__BRIEF__. Restate each of the lines given below, word for word.
** Start of THE INPUT **
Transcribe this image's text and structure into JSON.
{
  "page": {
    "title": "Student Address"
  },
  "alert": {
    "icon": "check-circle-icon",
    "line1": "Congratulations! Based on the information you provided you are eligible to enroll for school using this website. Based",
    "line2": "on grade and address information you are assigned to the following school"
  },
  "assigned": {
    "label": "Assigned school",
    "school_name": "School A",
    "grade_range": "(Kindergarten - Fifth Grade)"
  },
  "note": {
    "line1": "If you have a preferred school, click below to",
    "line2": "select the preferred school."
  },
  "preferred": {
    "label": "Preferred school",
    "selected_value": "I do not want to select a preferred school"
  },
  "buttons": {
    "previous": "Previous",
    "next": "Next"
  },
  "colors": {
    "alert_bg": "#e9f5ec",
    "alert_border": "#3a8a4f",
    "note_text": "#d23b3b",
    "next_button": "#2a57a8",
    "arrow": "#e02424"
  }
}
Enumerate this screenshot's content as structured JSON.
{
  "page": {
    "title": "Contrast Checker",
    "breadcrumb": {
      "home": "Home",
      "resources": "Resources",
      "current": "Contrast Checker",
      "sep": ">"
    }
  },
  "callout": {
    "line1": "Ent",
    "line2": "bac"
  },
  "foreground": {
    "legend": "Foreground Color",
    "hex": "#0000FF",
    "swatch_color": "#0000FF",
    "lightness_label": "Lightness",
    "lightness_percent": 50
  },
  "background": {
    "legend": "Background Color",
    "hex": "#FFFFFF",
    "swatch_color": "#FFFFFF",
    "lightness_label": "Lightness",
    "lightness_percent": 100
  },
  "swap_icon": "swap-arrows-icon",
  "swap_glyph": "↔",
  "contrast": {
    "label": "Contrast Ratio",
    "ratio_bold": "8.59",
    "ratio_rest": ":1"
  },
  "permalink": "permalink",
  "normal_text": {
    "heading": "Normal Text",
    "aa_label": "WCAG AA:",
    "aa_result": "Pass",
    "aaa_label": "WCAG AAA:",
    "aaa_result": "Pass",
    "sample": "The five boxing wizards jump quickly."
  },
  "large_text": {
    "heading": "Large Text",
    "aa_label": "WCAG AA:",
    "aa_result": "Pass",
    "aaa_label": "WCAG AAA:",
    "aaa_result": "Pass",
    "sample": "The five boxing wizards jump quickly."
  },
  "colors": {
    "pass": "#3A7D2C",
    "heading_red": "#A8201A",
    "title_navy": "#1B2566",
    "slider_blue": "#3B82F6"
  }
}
** End of THE INPUT **
__WORKED SOLUTION__.
Transcribe this image's text and structure into JSON.
{
  "page": {
    "title": "Student Address"
  },
  "alert": {
    "icon": "check-circle-icon",
    "line1": "Congratulations! Based on the information you provided you are eligible to enroll for school using this website. Based",
    "line2": "on grade and address information you are assigned to the following school"
  },
  "assigned": {
    "label": "Assigned school",
    "school_name": "School A",
    "grade_range": "(Kindergarten - Fifth Grade)"
  },
  "note": {
    "line1": "If you have a preferred school, click below to",
    "line2": "select the preferred school."
  },
  "preferred": {
    "label": "Preferred school",
    "selected_value": "I do not want to select a preferred school"
  },
  "buttons": {
    "previous": "Previous",
    "next": "Next"
  },
  "colors": {
    "alert_bg": "#e9f5ec",
    "alert_border": "#3a8a4f",
    "note_text": "#d23b3b",
    "next_button": "#2a57a8",
    "arrow": "#e02424"
  }
}
Enumerate this screenshot's content as structured JSON.
{
  "page": {
    "title": "Contrast Checker",
    "breadcrumb": {
      "home": "Home",
      "resources": "Resources",
      "current": "Contrast Checker",
      "sep": ">"
    }
  },
  "callout": {
    "line1": "Ent",
    "line2": "bac"
  },
  "foreground": {
    "legend": "Foreground Color",
    "hex": "#0000FF",
    "swatch_color": "#0000FF",
    "lightness_label": "Lightness",
    "lightness_percent": 50
  },
  "background": {
    "legend": "Background Color",
    "hex": "#FFFFFF",
    "swatch_color": "#FFFFFF",
    "lightness_label": "Lightness",
    "lightness_percent": 100
  },
  "swap_icon": "swap-arrows-icon",
  "swap_glyph": "↔",
  "contrast": {
    "label": "Contrast Ratio",
    "ratio_bold": "8.59",
    "ratio_rest": ":1"
  },
  "permalink": "permalink",
  "normal_text": {
    "heading": "Normal Text",
    "aa_label": "WCAG AA:",
    "aa_result": "Pass",
    "aaa_label": "WCAG AAA:",
    "aaa_result": "Pass",
    "sample": "The five boxing wizards jump quickly."
  },
  "large_text": {
    "heading": "Large Text",
    "aa_label": "WCAG AA:",
    "aa_result": "Pass",
    "aaa_label": "WCAG AAA:",
    "aaa_result": "Pass",
    "sample": "The five boxing wizards jump quickly."
  },
  "colors": {
    "pass": "#3A7D2C",
    "heading_red": "#A8201A",
    "title_navy": "#1B2566",
    "slider_blue": "#3B82F6"
  }
}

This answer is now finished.